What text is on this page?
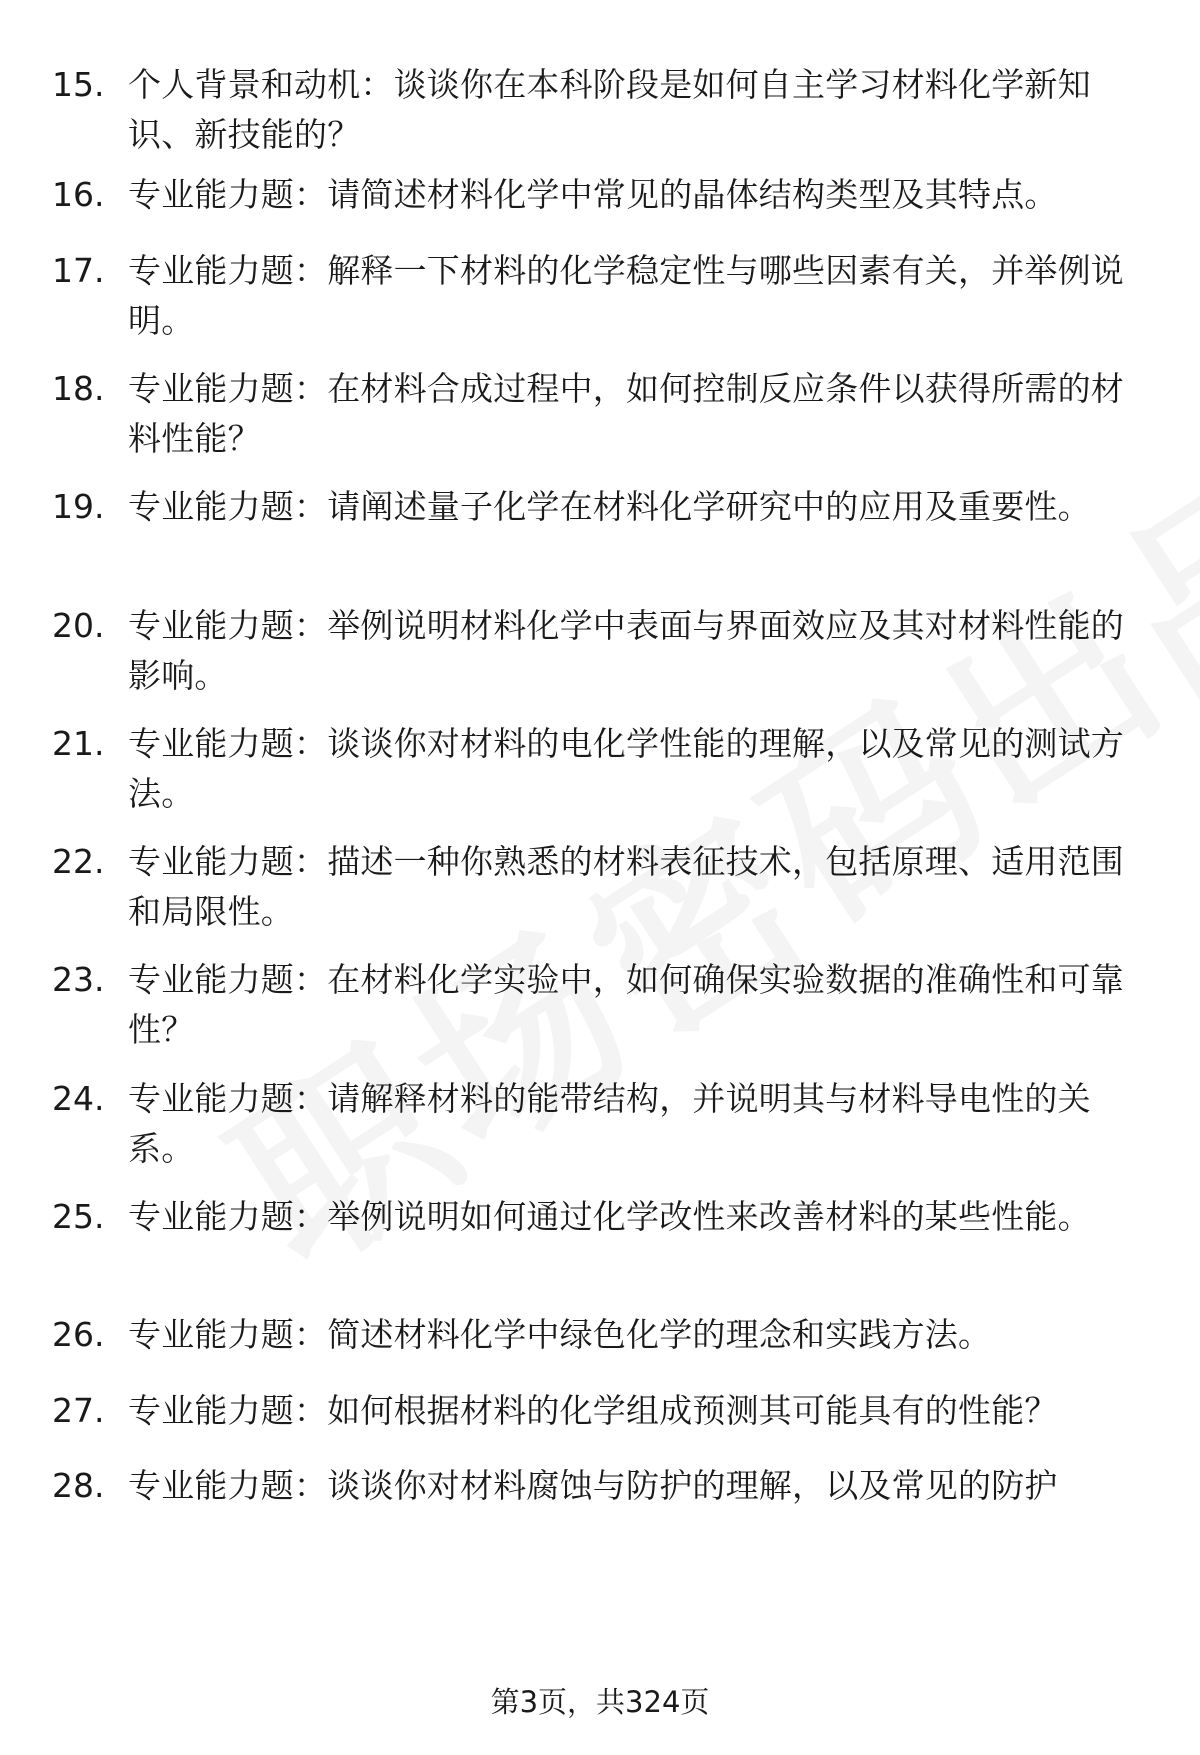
15. 个人背景和动机：谈谈你在本科阶段是如何自主学习材料化学新知识、新技能的？
16. 专业能力题：请简述材料化学中常见的晶体结构类型及其特点。
17. 专业能力题：解释一下材料的化学稳定性与哪些因素有关，并举例说明。
18. 专业能力题：在材料合成过程中，如何控制反应条件以获得所需的材料性能？
19. 专业能力题：请阐述量子化学在材料化学研究中的应用及重要性。
20. 专业能力题：举例说明材料化学中表面与界面效应及其对材料性能的影响。
21. 专业能力题：谈谈你对材料的电化学性能的理解，以及常见的测试方法。
22. 专业能力题：描述一种你熟悉的材料表征技术，包括原理、适用范围和局限性。
23. 专业能力题：在材料化学实验中，如何确保实验数据的准确性和可靠性？
24. 专业能力题：请解释材料的能带结构，并说明其与材料导电性的关系。
25. 专业能力题：举例说明如何通过化学改性来改善材料的某些性能。
26. 专业能力题：简述材料化学中绿色化学的理念和实践方法。
27. 专业能力题：如何根据材料的化学组成预测其可能具有的性能？
28. 专业能力题：谈谈你对材料腐蚀与防护的理解，以及常见的防护
第3页，共324页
_____
§ WRITTEN TASK: Please transcribe the material above exactly as written. Leave the pictures out.

§ REPLY:
What text is on this page?
15. 个人背景和动机：谈谈你在本科阶段是如何自主学习材料化学新知识、新技能的？
16. 专业能力题：请简述材料化学中常见的晶体结构类型及其特点。
17. 专业能力题：解释一下材料的化学稳定性与哪些因素有关，并举例说明。
18. 专业能力题：在材料合成过程中，如何控制反应条件以获得所需的材料性能？
19. 专业能力题：请阐述量子化学在材料化学研究中的应用及重要性。
20. 专业能力题：举例说明材料化学中表面与界面效应及其对材料性能的影响。
21. 专业能力题：谈谈你对材料的电化学性能的理解，以及常见的测试方法。
22. 专业能力题：描述一种你熟悉的材料表征技术，包括原理、适用范围和局限性。
23. 专业能力题：在材料化学实验中，如何确保实验数据的准确性和可靠性？
24. 专业能力题：请解释材料的能带结构，并说明其与材料导电性的关系。
25. 专业能力题：举例说明如何通过化学改性来改善材料的某些性能。
26. 专业能力题：简述材料化学中绿色化学的理念和实践方法。
27. 专业能力题：如何根据材料的化学组成预测其可能具有的性能？
28. 专业能力题：谈谈你对材料腐蚀与防护的理解，以及常见的防护
第3页，共324页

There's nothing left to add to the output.